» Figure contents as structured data
┌──

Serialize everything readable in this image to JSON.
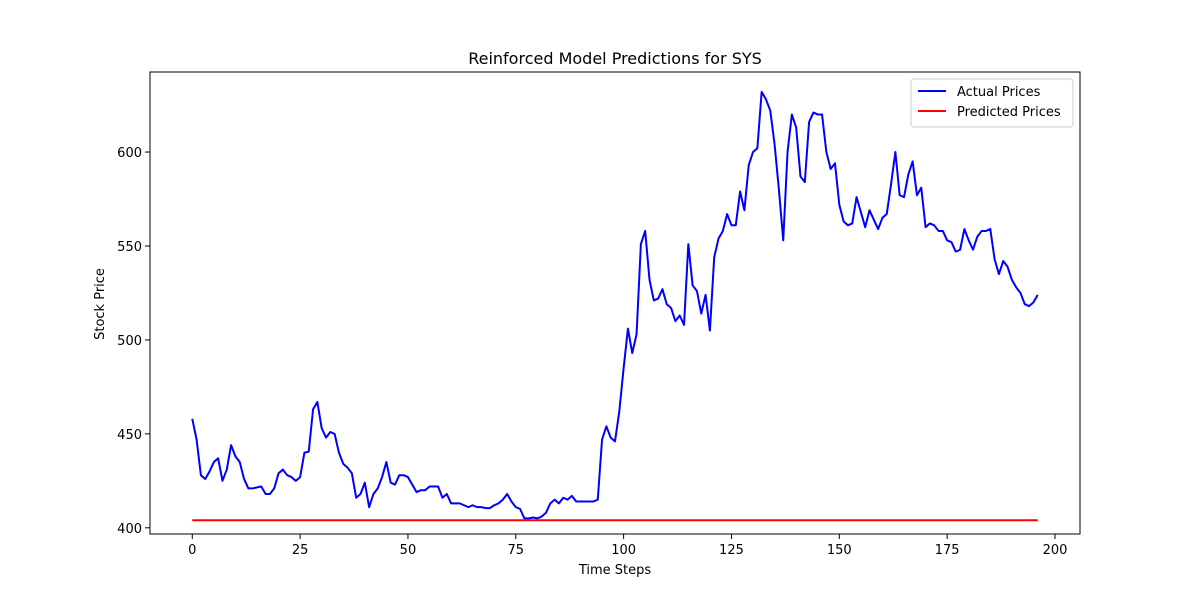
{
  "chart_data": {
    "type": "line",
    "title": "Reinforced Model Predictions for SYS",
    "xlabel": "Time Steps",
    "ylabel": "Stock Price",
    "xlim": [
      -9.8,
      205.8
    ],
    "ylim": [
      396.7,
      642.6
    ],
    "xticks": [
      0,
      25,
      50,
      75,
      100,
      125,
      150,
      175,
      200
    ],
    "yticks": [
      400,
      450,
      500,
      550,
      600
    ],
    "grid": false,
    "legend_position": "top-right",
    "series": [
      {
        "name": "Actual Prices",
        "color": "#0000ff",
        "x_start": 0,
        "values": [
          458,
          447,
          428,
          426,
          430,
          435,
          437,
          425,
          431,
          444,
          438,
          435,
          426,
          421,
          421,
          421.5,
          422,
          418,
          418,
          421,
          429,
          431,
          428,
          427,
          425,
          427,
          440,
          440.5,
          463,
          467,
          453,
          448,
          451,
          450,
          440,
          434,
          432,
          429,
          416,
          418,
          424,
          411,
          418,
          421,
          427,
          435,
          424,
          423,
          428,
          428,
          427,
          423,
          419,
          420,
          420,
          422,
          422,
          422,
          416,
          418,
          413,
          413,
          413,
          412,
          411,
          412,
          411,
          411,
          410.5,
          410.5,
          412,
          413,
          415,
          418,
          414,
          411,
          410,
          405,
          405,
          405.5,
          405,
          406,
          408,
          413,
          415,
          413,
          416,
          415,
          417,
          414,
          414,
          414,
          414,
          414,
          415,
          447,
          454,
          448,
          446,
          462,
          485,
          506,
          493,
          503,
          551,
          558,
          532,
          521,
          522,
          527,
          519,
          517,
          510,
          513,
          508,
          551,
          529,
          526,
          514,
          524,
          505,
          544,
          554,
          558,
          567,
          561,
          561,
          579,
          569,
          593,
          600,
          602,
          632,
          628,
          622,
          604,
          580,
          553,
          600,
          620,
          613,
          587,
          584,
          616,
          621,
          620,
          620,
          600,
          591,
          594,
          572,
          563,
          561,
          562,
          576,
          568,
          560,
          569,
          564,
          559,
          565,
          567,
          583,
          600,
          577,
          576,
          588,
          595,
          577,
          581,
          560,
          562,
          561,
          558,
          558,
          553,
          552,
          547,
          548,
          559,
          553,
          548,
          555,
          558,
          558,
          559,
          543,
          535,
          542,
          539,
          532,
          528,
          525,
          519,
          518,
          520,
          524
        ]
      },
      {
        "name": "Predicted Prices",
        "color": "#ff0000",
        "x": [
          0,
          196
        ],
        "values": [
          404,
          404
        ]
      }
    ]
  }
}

└──
┌──

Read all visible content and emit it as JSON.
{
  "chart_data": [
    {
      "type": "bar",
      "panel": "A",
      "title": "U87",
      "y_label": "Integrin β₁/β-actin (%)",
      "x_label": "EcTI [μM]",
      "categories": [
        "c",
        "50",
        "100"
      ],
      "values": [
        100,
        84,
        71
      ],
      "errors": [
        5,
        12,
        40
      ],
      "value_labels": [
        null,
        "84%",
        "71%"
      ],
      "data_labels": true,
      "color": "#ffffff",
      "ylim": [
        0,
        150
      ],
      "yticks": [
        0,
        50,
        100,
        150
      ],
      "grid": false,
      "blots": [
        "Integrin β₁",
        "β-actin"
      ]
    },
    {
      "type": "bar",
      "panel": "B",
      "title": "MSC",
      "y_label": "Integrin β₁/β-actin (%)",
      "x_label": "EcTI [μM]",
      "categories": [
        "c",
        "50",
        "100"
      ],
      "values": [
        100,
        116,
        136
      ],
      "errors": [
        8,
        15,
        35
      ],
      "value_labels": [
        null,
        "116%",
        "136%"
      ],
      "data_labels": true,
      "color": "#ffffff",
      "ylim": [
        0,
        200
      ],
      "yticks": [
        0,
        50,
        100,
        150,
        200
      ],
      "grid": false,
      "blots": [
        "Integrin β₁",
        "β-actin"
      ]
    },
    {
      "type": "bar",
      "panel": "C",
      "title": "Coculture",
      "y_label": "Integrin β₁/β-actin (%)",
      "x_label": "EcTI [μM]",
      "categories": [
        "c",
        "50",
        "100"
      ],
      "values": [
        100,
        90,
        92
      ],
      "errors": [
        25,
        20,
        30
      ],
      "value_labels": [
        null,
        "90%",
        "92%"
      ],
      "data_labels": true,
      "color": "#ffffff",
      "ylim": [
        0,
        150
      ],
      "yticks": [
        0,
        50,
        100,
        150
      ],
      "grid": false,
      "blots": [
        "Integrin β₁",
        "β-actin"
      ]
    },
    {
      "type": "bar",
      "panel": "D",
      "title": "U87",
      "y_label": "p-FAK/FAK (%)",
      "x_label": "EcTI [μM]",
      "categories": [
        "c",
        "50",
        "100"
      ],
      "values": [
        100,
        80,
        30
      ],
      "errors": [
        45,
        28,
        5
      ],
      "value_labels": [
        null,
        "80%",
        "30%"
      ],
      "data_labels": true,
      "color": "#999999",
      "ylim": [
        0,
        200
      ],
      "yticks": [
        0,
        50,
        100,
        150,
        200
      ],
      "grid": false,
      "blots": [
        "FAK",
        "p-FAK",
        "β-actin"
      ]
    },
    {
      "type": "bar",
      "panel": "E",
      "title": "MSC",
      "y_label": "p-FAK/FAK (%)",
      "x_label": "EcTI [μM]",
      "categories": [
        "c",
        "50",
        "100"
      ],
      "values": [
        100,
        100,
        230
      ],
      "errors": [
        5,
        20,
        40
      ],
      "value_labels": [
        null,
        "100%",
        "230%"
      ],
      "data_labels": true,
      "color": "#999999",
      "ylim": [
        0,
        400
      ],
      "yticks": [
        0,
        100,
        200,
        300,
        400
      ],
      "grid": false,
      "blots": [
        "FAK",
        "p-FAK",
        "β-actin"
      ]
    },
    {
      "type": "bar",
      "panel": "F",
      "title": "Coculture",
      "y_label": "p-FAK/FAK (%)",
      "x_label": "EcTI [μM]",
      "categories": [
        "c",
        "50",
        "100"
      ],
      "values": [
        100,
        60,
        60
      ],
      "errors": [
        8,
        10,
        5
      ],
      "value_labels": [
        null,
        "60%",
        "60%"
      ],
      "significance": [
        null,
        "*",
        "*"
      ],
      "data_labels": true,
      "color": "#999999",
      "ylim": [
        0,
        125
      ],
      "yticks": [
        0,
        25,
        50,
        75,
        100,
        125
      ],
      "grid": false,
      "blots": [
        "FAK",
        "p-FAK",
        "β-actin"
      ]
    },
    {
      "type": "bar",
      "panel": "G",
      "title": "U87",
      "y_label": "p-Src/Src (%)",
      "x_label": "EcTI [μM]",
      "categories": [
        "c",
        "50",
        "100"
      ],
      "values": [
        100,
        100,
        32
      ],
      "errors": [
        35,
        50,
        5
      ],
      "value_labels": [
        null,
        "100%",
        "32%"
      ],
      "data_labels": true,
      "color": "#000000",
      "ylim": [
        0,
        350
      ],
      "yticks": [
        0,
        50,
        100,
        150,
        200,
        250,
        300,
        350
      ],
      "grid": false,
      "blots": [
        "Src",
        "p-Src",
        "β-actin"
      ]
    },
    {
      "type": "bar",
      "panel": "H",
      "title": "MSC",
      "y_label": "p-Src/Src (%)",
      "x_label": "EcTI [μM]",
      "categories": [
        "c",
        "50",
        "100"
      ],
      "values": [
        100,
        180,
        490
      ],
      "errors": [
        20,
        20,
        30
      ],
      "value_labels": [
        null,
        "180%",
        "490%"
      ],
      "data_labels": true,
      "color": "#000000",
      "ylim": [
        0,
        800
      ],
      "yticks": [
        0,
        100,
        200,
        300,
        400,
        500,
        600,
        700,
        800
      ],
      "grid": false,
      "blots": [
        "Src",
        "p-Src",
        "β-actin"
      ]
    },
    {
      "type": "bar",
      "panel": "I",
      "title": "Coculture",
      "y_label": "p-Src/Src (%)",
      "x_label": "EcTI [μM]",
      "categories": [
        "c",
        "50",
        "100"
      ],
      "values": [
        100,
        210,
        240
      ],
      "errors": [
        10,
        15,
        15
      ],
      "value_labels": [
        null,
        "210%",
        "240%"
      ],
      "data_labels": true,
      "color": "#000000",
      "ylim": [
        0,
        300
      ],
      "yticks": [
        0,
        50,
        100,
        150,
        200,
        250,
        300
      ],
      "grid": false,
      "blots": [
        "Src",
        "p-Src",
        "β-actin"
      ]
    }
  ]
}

└──

» What the task asks
Pick out each line containing the string "JSON" and copy it.

» Exercise response
Serialize everything readable in this image to JSON.
Read all visible content and emit it as JSON.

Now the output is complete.